* **Problem**: Transcribe every record that appears below, exactly and in full.

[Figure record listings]
----------------------------------------

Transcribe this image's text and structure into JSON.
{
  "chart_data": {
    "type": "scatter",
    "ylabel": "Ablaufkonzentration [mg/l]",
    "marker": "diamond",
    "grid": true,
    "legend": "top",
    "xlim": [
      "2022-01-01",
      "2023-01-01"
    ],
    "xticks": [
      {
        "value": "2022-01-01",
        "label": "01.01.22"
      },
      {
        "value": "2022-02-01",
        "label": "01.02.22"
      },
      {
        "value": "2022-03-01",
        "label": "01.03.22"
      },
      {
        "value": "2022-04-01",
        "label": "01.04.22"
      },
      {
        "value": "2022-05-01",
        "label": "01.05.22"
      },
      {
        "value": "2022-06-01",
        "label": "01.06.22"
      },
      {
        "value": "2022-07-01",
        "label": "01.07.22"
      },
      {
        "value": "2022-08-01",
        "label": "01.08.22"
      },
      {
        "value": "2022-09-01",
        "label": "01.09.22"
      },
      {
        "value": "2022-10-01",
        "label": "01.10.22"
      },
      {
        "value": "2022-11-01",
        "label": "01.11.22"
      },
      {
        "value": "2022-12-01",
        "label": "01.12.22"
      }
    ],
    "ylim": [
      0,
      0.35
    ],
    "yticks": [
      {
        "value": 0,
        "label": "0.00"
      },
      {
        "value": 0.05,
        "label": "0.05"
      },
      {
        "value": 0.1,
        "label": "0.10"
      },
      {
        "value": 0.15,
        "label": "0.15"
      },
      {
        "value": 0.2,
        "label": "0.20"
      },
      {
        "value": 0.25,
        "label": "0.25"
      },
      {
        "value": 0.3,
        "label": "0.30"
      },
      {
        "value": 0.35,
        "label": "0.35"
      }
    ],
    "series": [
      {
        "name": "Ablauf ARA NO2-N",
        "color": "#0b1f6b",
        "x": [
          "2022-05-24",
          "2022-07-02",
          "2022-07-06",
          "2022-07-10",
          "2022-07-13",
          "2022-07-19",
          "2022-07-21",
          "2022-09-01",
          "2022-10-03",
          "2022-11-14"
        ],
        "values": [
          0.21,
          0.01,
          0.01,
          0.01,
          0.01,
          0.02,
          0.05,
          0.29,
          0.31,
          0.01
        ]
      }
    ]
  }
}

----------------------------------------

* **Full answer**:
Transcribe this image's text and structure into JSON.
{
  "chart_data": {
    "type": "scatter",
    "ylabel": "Ablaufkonzentration [mg/l]",
    "marker": "diamond",
    "grid": true,
    "legend": "top",
    "xlim": [
      "2022-01-01",
      "2023-01-01"
    ],
    "xticks": [
      {
        "value": "2022-01-01",
        "label": "01.01.22"
      },
      {
        "value": "2022-02-01",
        "label": "01.02.22"
      },
      {
        "value": "2022-03-01",
        "label": "01.03.22"
      },
      {
        "value": "2022-04-01",
        "label": "01.04.22"
      },
      {
        "value": "2022-05-01",
        "label": "01.05.22"
      },
      {
        "value": "2022-06-01",
        "label": "01.06.22"
      },
      {
        "value": "2022-07-01",
        "label": "01.07.22"
      },
      {
        "value": "2022-08-01",
        "label": "01.08.22"
      },
      {
        "value": "2022-09-01",
        "label": "01.09.22"
      },
      {
        "value": "2022-10-01",
        "label": "01.10.22"
      },
      {
        "value": "2022-11-01",
        "label": "01.11.22"
      },
      {
        "value": "2022-12-01",
        "label": "01.12.22"
      }
    ],
    "ylim": [
      0,
      0.35
    ],
    "yticks": [
      {
        "value": 0,
        "label": "0.00"
      },
      {
        "value": 0.05,
        "label": "0.05"
      },
      {
        "value": 0.1,
        "label": "0.10"
      },
      {
        "value": 0.15,
        "label": "0.15"
      },
      {
        "value": 0.2,
        "label": "0.20"
      },
      {
        "value": 0.25,
        "label": "0.25"
      },
      {
        "value": 0.3,
        "label": "0.30"
      },
      {
        "value": 0.35,
        "label": "0.35"
      }
    ],
    "series": [
      {
        "name": "Ablauf ARA NO2-N",
        "color": "#0b1f6b",
        "x": [
          "2022-05-24",
          "2022-07-02",
          "2022-07-06",
          "2022-07-10",
          "2022-07-13",
          "2022-07-19",
          "2022-07-21",
          "2022-09-01",
          "2022-10-03",
          "2022-11-14"
        ],
        "values": [
          0.21,
          0.01,
          0.01,
          0.01,
          0.01,
          0.02,
          0.05,
          0.29,
          0.31,
          0.01
        ]
      }
    ]
  }
}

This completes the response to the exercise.